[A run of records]
★ ★ ★

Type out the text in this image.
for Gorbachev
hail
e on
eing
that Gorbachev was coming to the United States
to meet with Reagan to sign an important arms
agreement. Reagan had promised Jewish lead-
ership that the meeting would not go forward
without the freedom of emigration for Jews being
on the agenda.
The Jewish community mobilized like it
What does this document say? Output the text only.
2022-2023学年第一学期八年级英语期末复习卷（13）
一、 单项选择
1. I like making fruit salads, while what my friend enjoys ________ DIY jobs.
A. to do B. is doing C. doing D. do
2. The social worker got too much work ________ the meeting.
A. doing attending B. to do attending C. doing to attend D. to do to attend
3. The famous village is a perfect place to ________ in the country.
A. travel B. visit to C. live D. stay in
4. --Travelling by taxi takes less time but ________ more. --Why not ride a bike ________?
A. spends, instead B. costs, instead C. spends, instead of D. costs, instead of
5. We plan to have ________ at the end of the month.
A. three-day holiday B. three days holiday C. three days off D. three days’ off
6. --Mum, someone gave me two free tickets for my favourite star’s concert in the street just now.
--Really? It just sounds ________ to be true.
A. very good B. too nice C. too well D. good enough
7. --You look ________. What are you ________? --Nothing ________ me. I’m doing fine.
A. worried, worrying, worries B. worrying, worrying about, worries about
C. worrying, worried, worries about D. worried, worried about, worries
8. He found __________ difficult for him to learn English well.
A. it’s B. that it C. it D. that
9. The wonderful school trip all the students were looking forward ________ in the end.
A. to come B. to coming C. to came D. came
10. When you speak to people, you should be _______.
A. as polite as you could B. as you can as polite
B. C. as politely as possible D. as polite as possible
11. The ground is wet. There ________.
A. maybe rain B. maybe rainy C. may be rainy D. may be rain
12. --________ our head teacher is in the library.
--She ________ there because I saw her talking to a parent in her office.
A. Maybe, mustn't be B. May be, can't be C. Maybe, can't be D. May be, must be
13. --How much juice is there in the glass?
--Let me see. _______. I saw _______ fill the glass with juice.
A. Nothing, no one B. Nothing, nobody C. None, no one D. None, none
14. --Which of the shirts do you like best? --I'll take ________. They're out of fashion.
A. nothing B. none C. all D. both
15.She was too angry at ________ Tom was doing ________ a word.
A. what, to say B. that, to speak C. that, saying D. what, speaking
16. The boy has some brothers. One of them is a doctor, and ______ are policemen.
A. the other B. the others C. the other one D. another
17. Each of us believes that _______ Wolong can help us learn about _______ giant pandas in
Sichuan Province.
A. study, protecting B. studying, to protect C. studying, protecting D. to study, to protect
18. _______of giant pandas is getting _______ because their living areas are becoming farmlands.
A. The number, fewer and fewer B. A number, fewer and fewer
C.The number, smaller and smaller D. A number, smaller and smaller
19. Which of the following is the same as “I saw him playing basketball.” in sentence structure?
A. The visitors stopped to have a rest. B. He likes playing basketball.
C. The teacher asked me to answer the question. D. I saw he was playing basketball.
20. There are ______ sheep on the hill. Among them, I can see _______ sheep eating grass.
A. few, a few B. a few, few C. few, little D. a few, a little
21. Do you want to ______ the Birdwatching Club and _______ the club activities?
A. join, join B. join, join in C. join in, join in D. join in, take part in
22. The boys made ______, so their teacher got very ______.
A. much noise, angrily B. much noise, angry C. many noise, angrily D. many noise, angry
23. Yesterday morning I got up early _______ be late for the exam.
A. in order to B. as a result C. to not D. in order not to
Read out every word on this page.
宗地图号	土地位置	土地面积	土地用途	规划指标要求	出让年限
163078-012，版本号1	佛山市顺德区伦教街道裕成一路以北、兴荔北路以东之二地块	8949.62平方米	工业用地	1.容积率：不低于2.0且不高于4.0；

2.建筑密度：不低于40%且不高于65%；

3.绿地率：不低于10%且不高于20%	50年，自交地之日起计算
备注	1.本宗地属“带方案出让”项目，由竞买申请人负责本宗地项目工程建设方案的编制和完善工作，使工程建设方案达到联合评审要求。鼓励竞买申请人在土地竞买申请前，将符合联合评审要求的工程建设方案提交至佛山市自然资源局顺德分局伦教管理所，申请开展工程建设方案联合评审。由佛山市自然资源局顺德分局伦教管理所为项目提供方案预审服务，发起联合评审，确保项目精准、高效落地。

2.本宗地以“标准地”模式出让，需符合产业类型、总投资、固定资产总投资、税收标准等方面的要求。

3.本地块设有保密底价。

★ ★ ★

■ Given problem: Quote the entire listing above exactly.

■ Solution for this problem:
Type out the text in this image.
for Gorbachev
hail
e on
eing
that Gorbachev was coming to the United States
to meet with Reagan to sign an important arms
agreement. Reagan had promised Jewish lead-
ership that the meeting would not go forward
without the freedom of emigration for Jews being
on the agenda.
The Jewish community mobilized like it
What does this document say? Output the text only.
2022-2023学年第一学期八年级英语期末复习卷（13）
一、 单项选择
1. I like making fruit salads, while what my friend enjoys ________ DIY jobs.
A. to do B. is doing C. doing D. do
2. The social worker got too much work ________ the meeting.
A. doing attending B. to do attending C. doing to attend D. to do to attend
3. The famous village is a perfect place to ________ in the country.
A. travel B. visit to C. live D. stay in
4. --Travelling by taxi takes less time but ________ more. --Why not ride a bike ________?
A. spends, instead B. costs, instead C. spends, instead of D. costs, instead of
5. We plan to have ________ at the end of the month.
A. three-day holiday B. three days holiday C. three days off D. three days’ off
6. --Mum, someone gave me two free tickets for my favourite star’s concert in the street just now.
--Really? It just sounds ________ to be true.
A. very good B. too nice C. too well D. good enough
7. --You look ________. What are you ________? --Nothing ________ me. I’m doing fine.
A. worried, worrying, worries B. worrying, worrying about, worries about
C. worrying, worried, worries about D. worried, worried about, worries
8. He found __________ difficult for him to learn English well.
A. it’s B. that it C. it D. that
9. The wonderful school trip all the students were looking forward ________ in the end.
A. to come B. to coming C. to came D. came
10. When you speak to people, you should be _______.
A. as polite as you could B. as you can as polite
B. C. as politely as possible D. as polite as possible
11. The ground is wet. There ________.
A. maybe rain B. maybe rainy C. may be rainy D. may be rain
12. --________ our head teacher is in the library.
--She ________ there because I saw her talking to a parent in her office.
A. Maybe, mustn't be B. May be, can't be C. Maybe, can't be D. May be, must be
13. --How much juice is there in the glass?
--Let me see. _______. I saw _______ fill the glass with juice.
A. Nothing, no one B. Nothing, nobody C. None, no one D. None, none
14. --Which of the shirts do you like best? --I'll take ________. They're out of fashion.
A. nothing B. none C. all D. both
15.She was too angry at ________ Tom was doing ________ a word.
A. what, to say B. that, to speak C. that, saying D. what, speaking
16. The boy has some brothers. One of them is a doctor, and ______ are policemen.
A. the other B. the others C. the other one D. another
17. Each of us believes that _______ Wolong can help us learn about _______ giant pandas in
Sichuan Province.
A. study, protecting B. studying, to protect C. studying, protecting D. to study, to protect
18. _______of giant pandas is getting _______ because their living areas are becoming farmlands.
A. The number, fewer and fewer B. A number, fewer and fewer
C.The number, smaller and smaller D. A number, smaller and smaller
19. Which of the following is the same as “I saw him playing basketball.” in sentence structure?
A. The visitors stopped to have a rest. B. He likes playing basketball.
C. The teacher asked me to answer the question. D. I saw he was playing basketball.
20. There are ______ sheep on the hill. Among them, I can see _______ sheep eating grass.
A. few, a few B. a few, few C. few, little D. a few, a little
21. Do you want to ______ the Birdwatching Club and _______ the club activities?
A. join, join B. join, join in C. join in, join in D. join in, take part in
22. The boys made ______, so their teacher got very ______.
A. much noise, angrily B. much noise, angry C. many noise, angrily D. many noise, angry
23. Yesterday morning I got up early _______ be late for the exam.
A. in order to B. as a result C. to not D. in order not to
Read out every word on this page.
宗地图号	土地位置	土地面积	土地用途	规划指标要求	出让年限
163078-012，版本号1	佛山市顺德区伦教街道裕成一路以北、兴荔北路以东之二地块	8949.62平方米	工业用地	1.容积率：不低于2.0且不高于4.0；

2.建筑密度：不低于40%且不高于65%；

3.绿地率：不低于10%且不高于20%	50年，自交地之日起计算
备注	1.本宗地属“带方案出让”项目，由竞买申请人负责本宗地项目工程建设方案的编制和完善工作，使工程建设方案达到联合评审要求。鼓励竞买申请人在土地竞买申请前，将符合联合评审要求的工程建设方案提交至佛山市自然资源局顺德分局伦教管理所，申请开展工程建设方案联合评审。由佛山市自然资源局顺德分局伦教管理所为项目提供方案预审服务，发起联合评审，确保项目精准、高效落地。

2.本宗地以“标准地”模式出让，需符合产业类型、总投资、固定资产总投资、税收标准等方面的要求。

3.本地块设有保密底价。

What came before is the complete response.